● **OBJETIVO**
No texto sobre o quinto dia da Berlinale 2019, qual é o filme do realizador sírio Talal?

● **EXCERTO DO DOCUMENTO**
◆ ◆ ◆ ◆ ◆

22 fevereiro 2019

Berlinale 2019 - quinto dia



no meio do caminho havia uma árvore,
havia uma árvore no meio do caminho...

Durante a semana da Berlinale, é este o ritmo: sair de casa às sete e um quarto com o Joachim, e atravessar o Tiergarten de lés a lés ainda antes do sol nascer (tenho várias provas fotográficas, e até partilho aqui duas delas). Ir para a fila dos bilhetes, escolher os do dia seguinte, pequeno-almoçar a correr num sítio que não posso dizer porque os meus filhos são visceralmente contra ("mas é só durante a Berlinale..." - tento alegar em minha fraca defesa), e correr para a sessão das nove da manhã para a imprensa, normalmente um dos filmes do concurso.

Este quinto dia foi um pouco mais complicado: saí do carro na zona da Haus der Kulturen der Welt, atravessei o Tiergarten para ir buscar os bilhetes, voltei a atravessar para ir ver o primeiro filme na Haus der Kulturen der Welt, daí fui para a Friedrichstrasse, de lá para o Zoo, e de novo para a Haus der Kulturen der Welt - há-de ter sido meia maratona.
Berlinale, dois em um: cinema e desporto.

O último filme do dia foi com a família. A Christina perguntou-me pelos filmes que vi, e falei-lhe do "Of Fathers and Sons", do qual acabara de sair. Ia começar a recomendar-lho imenso, quando ela me interrompeu: "Mãe, esse é o filme do Talal! Já te falei dele, é o realizador sírio que está muito interessado no teu filme sobre os arménios!"
(Se calhar devia melhorar os meus skills de comunicação com a minha família...)

Os filmes do quinto dia:




Baracoa, de Pablo Briones, ou: uma infância em Cuba. O filme é uma mistura de documentário e ficção, com momentos cheios da poesia, da graça e das esperas infinitas da infância, mas também com alguns diálogos um pouco forçados.

◆ ◆ ◆ ◆ ◆

● **DADOS GUARDADOS**

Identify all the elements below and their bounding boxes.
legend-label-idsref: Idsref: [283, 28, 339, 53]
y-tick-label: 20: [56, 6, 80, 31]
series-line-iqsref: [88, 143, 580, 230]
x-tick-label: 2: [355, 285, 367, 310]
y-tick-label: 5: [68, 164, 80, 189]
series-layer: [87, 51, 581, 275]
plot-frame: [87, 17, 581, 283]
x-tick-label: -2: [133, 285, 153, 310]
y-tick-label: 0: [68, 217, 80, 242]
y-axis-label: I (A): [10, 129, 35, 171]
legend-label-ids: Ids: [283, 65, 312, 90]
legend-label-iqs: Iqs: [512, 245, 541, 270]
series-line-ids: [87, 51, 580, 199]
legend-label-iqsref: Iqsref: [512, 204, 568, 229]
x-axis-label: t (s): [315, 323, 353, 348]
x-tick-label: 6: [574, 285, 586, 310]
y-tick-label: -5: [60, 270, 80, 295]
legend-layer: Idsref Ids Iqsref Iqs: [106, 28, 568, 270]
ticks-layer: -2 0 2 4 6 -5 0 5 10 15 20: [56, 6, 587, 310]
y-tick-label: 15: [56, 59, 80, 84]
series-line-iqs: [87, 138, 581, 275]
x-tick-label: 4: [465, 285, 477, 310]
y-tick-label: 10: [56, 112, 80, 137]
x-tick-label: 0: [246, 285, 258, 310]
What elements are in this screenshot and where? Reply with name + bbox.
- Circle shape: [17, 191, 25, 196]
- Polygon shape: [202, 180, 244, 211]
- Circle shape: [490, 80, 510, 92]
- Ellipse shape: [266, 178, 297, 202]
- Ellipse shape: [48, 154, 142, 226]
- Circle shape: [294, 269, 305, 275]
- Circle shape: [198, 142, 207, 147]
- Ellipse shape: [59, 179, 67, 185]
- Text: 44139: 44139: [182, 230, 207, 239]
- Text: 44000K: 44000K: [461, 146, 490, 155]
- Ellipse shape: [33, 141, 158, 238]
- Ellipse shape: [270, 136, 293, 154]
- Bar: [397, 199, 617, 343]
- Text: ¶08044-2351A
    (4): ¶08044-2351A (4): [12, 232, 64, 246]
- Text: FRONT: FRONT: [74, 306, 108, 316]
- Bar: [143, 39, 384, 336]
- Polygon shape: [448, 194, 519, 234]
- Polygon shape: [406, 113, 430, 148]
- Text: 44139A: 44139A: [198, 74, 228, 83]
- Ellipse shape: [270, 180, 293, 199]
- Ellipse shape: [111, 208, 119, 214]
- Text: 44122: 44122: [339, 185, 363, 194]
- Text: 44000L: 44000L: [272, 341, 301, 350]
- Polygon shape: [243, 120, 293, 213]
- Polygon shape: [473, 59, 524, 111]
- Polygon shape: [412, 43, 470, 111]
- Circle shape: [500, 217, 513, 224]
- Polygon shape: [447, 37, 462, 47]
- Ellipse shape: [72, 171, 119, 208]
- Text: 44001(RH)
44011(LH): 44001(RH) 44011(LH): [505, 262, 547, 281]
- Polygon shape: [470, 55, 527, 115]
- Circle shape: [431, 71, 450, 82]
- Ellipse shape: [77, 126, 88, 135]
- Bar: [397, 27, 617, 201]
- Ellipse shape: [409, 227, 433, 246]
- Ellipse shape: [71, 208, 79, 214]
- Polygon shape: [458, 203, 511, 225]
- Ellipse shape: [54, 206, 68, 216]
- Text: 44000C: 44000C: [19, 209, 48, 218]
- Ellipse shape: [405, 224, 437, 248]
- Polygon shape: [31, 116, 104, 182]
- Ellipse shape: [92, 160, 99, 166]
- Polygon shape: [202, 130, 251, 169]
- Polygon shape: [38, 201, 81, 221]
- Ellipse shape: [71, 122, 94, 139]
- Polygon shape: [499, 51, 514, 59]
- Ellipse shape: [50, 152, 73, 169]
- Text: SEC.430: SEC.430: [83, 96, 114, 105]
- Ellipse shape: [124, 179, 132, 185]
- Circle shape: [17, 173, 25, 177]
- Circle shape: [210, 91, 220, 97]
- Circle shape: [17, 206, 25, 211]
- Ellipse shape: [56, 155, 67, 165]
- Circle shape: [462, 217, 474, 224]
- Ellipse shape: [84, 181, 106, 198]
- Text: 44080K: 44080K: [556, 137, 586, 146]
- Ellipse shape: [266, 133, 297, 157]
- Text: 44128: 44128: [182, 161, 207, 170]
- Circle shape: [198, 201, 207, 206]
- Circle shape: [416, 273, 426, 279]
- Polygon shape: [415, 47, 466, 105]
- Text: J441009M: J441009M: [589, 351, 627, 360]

◆ ◆ ◆ ◆ ◆

● **RESPOSTA CERTA**
"Of Fathers and Sons".